Document excerpt
Stock investors who want to smooth out the market’s bumpy ride now can choose among roughly three dozen “low-volatility” funds. These mutual funds and exchange-traded funds (ETFs) invest in companies whose stock price fluctuations tend to be less severe than those of the overall market. The companies typically have consistent earnings and cash flow and include utilities and consumer-staple businesses. Over the past 35 years, low-volatility stocks have beaten the broad market by one percentage point annually, on average, although they often lag in bull markets.

Low-volatility funds have become popular, attracting $11 billion in assets from investors, but you should evaluate them carefully. About half are so new that they haven’t been tested in volatile times. Some carry high fees and don’t live up to the promise that they will limit losses in down markets.

For example, the Nuveen Symphony Low Volatility Equity Fund carries a high 1.23% annual expense ratio, and when the Standard & Poor’s 500 stock index plunged 14% in the third quarter of 2011, this fund fell nearly as much.

Data excerpts
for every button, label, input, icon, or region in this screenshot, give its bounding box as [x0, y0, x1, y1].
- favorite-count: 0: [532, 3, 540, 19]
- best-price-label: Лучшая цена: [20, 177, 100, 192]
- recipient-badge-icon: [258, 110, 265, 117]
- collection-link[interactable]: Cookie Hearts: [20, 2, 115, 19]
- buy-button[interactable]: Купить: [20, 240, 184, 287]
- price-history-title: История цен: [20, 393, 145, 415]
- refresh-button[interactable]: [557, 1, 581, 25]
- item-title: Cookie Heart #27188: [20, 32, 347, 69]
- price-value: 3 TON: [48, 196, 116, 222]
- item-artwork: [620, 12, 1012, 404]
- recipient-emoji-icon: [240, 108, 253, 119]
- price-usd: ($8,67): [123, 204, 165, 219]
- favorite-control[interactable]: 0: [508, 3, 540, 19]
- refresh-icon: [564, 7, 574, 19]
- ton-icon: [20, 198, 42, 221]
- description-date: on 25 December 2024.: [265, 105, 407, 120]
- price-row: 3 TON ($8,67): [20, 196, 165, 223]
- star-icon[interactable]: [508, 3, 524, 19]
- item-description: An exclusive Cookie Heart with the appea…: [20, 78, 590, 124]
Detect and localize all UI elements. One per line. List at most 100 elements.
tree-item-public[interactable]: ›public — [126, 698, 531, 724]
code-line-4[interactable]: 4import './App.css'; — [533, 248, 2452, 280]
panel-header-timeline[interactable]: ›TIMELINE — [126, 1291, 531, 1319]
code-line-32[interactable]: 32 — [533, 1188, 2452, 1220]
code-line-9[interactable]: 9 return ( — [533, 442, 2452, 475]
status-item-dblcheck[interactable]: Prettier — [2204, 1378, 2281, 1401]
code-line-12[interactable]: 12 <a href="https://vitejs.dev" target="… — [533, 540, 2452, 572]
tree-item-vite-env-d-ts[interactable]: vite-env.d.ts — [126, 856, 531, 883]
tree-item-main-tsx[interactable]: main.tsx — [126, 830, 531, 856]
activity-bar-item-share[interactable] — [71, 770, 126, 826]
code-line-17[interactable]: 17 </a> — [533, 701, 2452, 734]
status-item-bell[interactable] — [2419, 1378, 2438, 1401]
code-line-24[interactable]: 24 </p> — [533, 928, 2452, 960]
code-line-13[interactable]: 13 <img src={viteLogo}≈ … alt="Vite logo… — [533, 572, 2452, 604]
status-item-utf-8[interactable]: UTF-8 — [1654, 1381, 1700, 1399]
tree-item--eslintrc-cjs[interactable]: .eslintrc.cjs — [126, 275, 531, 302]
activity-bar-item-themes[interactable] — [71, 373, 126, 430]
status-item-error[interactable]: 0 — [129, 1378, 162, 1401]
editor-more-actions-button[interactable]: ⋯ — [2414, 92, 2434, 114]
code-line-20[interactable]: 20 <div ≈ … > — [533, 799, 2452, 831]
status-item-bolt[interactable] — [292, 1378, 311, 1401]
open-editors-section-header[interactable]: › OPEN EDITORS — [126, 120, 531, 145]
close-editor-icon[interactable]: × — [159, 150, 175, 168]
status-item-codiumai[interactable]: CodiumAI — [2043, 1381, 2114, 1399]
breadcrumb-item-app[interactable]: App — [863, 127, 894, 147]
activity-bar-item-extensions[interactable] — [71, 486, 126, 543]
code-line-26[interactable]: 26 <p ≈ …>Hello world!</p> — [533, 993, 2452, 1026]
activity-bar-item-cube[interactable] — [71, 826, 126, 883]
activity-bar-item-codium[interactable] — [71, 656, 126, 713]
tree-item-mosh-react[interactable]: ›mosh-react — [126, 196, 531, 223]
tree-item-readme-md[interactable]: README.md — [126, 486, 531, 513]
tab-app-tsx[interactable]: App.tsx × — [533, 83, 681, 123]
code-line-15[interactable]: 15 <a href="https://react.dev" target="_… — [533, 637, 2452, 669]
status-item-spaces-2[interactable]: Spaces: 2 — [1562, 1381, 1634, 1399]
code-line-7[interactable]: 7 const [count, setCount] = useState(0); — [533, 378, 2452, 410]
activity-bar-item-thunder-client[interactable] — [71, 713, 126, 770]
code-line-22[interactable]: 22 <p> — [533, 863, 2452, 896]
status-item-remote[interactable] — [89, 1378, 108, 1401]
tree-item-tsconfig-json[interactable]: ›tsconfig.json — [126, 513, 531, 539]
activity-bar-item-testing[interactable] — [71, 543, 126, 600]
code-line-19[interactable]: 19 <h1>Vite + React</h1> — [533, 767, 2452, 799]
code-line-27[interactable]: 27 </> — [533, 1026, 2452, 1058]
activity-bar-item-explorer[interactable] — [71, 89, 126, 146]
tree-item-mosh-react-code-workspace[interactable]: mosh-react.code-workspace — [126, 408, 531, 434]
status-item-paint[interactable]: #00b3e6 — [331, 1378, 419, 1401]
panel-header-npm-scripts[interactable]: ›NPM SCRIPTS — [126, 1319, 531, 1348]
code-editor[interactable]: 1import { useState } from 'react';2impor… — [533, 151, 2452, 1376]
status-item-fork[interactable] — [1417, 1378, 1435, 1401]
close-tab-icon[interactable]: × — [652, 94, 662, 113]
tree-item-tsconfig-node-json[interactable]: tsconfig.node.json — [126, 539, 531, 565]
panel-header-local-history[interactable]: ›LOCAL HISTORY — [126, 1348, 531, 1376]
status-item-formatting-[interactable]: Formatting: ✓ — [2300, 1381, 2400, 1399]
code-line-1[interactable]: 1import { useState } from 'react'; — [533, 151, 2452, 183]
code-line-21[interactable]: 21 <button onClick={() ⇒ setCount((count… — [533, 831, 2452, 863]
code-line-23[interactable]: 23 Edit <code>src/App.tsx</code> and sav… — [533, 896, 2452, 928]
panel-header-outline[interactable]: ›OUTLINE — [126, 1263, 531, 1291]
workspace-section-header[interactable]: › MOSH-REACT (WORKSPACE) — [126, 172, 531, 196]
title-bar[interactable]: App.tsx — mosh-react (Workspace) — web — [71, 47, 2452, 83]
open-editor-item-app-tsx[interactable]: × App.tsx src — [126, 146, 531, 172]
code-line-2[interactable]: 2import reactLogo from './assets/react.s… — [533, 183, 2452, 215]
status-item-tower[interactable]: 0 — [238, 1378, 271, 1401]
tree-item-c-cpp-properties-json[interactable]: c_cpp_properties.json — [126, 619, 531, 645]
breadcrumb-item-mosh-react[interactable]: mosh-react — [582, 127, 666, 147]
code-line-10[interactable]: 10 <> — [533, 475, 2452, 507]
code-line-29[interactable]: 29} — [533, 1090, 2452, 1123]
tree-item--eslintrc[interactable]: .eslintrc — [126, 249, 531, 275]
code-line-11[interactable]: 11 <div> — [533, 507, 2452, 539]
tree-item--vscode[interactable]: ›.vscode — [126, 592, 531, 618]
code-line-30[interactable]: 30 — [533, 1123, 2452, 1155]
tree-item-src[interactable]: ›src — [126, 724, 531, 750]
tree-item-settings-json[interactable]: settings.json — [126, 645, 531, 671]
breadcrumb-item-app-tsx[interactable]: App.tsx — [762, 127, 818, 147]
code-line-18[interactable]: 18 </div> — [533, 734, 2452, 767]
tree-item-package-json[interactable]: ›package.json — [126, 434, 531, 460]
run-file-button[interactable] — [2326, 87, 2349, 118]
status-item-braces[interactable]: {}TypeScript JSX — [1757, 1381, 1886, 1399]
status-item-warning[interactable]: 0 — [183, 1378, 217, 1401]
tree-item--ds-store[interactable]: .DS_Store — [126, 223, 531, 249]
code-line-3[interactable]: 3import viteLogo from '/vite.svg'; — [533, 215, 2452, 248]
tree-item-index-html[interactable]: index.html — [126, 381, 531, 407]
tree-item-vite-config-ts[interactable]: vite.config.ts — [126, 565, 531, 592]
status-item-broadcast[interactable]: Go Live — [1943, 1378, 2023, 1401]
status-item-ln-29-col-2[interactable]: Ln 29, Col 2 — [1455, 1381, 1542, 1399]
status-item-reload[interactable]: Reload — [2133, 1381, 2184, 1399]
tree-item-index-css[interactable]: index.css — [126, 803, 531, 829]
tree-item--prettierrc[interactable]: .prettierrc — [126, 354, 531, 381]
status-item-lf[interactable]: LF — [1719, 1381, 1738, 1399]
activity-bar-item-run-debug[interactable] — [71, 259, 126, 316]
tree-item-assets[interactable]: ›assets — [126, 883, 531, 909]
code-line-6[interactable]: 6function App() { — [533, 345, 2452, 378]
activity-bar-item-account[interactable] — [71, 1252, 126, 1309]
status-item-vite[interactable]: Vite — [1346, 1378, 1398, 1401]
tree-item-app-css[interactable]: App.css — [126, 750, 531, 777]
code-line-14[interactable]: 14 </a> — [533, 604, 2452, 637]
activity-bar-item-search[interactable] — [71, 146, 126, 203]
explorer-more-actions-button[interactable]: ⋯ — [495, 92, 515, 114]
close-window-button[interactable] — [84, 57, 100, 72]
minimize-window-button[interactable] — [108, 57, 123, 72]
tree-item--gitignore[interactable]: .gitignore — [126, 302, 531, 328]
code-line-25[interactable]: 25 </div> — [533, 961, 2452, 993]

The request
Reproduce the passage on low-volatility funds word for word, from "Stock investors who" to "in down markets.". The data has no role here.

Final result
Stock investors who want to smooth out the market’s bumpy ride now can choose among roughly three dozen “low-volatility” funds. These mutual funds and exchange-traded funds (ETFs) invest in companies whose stock price fluctuations tend to be less severe than those of the overall market. The companies typically have consistent earnings and cash flow and include utilities and consumer-staple businesses. Over the past 35 years, low-volatility stocks have beaten the broad market by one percentage point annually, on average, although they often lag in bull markets.

Low-volatility funds have become popular, attracting $11 billion in assets from investors, but you should evaluate them carefully. About half are so new that they haven’t been tested in volatile times. Some carry high fees and don’t live up to the promise that they will limit losses in down markets.